*Excerpt provided:*
○ ○ ○ ○ ○

The old road's rock containment walls were ineffective as guard rails, now steel guard rails and New Jersey concrete diviers have enhanced the road's safety.

Concrete shoulders and drainage ditches help reduce erosion and prevent mud and rock slides.

Preservation of the "Old Alignment of Ruta 40" at Cuesta de Miranda

The original alignment was preserved in two separate locations, onee is between km 12,5 and 14,7; the other between km 18,25 and 19,34.

You can't drive along them, but you can walk or cycle.

The Old Road at Cuesta de Miranda

Except those two sections mentioned above, the rest of the old road is now buried under the new alignment.

How was the Old Road?

The original road was built by the Italian engineer Francisco Bolloli between 1918 and 1928, using shovels and pick axes.

It was unpaved, with a gravel surface and it followed the winding contour of the mountains. It had a total of 320 curves, many of them hairpin and cliff-hangers.

It was a narrow road barely wider than one lane. The only thing that kept cars from falling down the cliff was a low stone wall (pictured below).

Meeting an oncoming car head on was an adventure, you'd have to maneouver to fit both cars between the steep mountain slope and the sheer drop into the canyon.

Rain would cause mud and rock slides, in 2011 (see the news article: a family died, crushed by a falling rock.

○ ○ ○ ○ ○

*To be done:* Continue the text on the Cuesta de Miranda road from its last sentence. The data after this point is separate material and has no connection to the Cuesta de Miranda road text.

*Supplied information:*
○ ○ ○ ○ ○

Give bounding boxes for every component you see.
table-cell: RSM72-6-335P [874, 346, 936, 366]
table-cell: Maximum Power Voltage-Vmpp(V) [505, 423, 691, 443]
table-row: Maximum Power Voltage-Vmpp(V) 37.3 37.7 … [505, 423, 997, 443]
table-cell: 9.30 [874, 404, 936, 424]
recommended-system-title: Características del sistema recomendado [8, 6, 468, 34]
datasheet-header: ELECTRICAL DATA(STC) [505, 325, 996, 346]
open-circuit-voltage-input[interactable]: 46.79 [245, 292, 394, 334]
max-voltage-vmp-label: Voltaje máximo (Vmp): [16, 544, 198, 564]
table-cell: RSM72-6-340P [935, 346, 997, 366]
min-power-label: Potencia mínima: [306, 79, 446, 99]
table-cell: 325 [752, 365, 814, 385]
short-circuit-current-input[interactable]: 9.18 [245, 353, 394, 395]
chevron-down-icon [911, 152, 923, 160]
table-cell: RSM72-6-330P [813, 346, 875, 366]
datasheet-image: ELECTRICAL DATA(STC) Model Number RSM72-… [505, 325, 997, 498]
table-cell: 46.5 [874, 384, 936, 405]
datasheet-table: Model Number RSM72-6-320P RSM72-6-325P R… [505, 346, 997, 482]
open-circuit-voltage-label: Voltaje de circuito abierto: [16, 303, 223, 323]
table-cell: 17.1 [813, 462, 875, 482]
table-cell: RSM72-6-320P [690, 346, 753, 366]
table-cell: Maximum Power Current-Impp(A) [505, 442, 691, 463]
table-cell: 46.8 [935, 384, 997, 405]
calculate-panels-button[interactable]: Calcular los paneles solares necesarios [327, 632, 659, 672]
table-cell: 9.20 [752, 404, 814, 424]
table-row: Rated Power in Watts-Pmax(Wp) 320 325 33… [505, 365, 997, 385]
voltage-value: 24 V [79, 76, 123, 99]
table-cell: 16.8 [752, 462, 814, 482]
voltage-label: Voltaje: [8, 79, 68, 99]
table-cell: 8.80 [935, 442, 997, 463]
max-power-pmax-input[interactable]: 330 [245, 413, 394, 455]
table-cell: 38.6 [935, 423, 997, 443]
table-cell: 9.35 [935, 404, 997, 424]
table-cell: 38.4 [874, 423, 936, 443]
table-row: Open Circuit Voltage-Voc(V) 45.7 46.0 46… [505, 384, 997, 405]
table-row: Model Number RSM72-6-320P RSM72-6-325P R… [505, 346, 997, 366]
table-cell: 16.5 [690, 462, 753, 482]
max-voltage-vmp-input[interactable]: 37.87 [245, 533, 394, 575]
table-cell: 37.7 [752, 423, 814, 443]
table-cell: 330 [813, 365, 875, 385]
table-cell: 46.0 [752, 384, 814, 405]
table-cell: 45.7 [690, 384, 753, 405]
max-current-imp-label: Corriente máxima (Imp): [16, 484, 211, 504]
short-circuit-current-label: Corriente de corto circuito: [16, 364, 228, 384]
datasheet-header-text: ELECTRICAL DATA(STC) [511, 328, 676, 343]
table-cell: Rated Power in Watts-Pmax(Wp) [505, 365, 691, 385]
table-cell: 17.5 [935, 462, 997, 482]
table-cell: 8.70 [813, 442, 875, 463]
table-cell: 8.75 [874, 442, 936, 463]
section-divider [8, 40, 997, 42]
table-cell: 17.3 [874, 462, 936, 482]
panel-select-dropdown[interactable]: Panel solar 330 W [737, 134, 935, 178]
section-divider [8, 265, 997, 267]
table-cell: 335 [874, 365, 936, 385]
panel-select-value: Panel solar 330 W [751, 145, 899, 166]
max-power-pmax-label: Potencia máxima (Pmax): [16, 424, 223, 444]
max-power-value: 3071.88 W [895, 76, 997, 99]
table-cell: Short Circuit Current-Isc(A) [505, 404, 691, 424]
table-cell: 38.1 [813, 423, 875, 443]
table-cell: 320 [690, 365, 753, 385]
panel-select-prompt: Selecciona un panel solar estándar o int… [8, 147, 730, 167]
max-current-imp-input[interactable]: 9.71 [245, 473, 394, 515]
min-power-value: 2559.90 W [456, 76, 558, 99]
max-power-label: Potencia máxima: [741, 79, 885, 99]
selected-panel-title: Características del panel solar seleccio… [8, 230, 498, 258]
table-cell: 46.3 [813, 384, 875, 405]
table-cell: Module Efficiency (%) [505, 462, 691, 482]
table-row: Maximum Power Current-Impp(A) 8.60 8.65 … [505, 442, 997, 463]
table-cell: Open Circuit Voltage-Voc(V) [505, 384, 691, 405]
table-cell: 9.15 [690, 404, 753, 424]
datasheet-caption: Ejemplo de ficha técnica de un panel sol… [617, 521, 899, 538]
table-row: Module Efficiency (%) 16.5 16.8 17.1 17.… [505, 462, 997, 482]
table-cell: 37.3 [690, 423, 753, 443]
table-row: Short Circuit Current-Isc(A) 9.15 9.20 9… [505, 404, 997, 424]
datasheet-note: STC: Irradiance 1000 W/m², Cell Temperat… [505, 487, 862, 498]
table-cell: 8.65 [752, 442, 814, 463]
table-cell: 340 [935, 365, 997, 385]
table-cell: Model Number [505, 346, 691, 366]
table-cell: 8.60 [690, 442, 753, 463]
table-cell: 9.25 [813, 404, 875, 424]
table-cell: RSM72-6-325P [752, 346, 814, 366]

○ ○ ○ ○ ○

*Answer to the problem:*
This was the original Cuesta de Miranda:

view of the narrow old Ruta 40 at  Cuesta de Miranda
Old Ruta 40 at Cuesta de Miranda

New and Old alignments at Miranda, seen from above, looking North:

air view of the two alignments, old and new of Ruta 40 at the Cuesta de Miranda
Old Road on the left (red arrow), new one further right (blue arrow)
A. Whittall based on

Geology and Cuesta de Miranda

Sierra de Famatina Mountains

The Famatina Mountain range spans from the north, in the province of Catamarca west of the town of Fiambalá, in the Andean foothills, on the southern tip of the Puna highlands, and runs with an North to South direction for almost 220 miles (350 km), it continues with a southeastern direction as the Sañogasta Range. It is 25 miles (40 km) wide.

The highest "Sierra" in the whole world

These mountains are the highest sierra in the world, with a height that exceeds 20,350 ft (6.200 m.)

Sierra is the Spanish word for saw, and by extension, a jagged mountain range. Such as the Sierra Nevada in California and their namesake in Granada, Spain.

Its southern tip is near the National Park of Talampaya and Ischigualasto Provincial Park.

The Famatina is made up of very ancient rocks, from the Paleozoic Age, some 500 million years ago. The Andes, when they formed 10 million years ago, dislocated and uplifted the Famatina.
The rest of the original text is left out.